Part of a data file

====================

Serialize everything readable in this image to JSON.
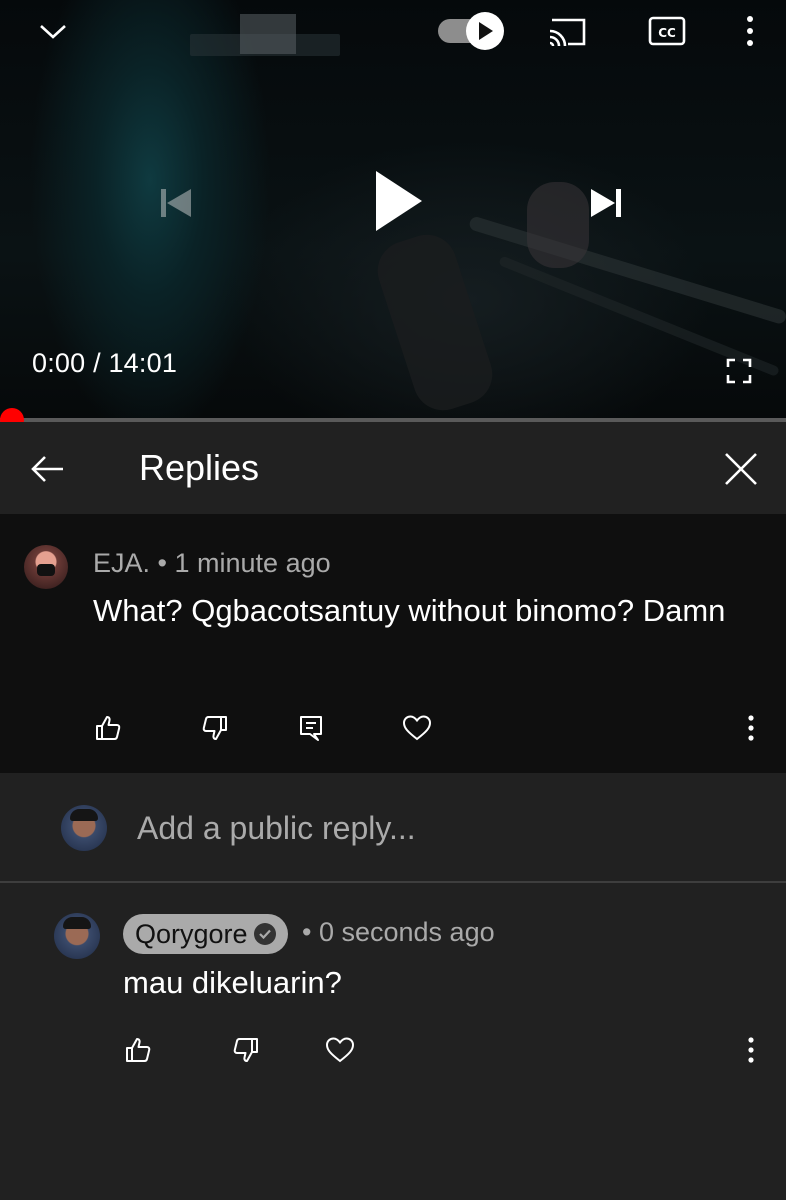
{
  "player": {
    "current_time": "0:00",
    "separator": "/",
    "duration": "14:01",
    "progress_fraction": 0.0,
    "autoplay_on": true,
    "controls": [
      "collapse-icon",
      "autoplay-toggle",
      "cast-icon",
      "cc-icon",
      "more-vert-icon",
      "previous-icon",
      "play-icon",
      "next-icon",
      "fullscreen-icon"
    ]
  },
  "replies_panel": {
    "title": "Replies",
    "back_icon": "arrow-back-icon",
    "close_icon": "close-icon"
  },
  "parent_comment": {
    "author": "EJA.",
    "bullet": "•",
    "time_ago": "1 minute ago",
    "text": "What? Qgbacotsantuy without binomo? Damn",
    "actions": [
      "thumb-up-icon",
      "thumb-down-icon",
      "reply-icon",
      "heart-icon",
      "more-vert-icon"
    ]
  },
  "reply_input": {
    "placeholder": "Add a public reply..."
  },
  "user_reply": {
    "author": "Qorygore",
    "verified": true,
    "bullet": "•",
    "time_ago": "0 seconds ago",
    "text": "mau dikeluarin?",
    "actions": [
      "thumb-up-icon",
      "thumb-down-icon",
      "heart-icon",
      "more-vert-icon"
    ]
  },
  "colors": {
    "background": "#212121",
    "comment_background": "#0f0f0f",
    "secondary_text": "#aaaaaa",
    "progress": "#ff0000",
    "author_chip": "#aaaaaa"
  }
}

====================

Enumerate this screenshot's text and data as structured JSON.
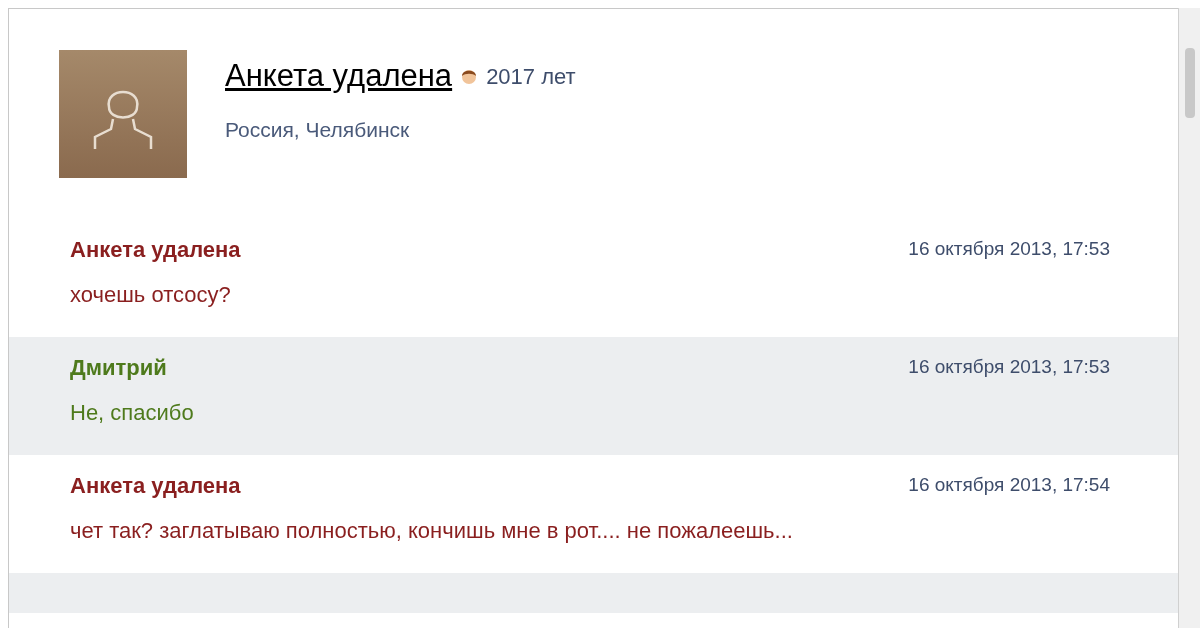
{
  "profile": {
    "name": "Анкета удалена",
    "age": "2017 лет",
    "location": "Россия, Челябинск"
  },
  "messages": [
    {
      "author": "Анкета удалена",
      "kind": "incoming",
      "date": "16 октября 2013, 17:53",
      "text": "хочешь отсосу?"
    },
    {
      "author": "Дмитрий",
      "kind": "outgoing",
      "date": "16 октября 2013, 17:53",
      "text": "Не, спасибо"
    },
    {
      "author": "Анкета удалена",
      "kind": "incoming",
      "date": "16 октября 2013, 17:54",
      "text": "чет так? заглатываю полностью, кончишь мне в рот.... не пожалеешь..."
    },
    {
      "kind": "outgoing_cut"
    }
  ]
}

====================

#### [REQUIRED WORK]
Work out how many lines above contain the word "JSON". Give only the number.

#### [RESULT OF THE TASK]
2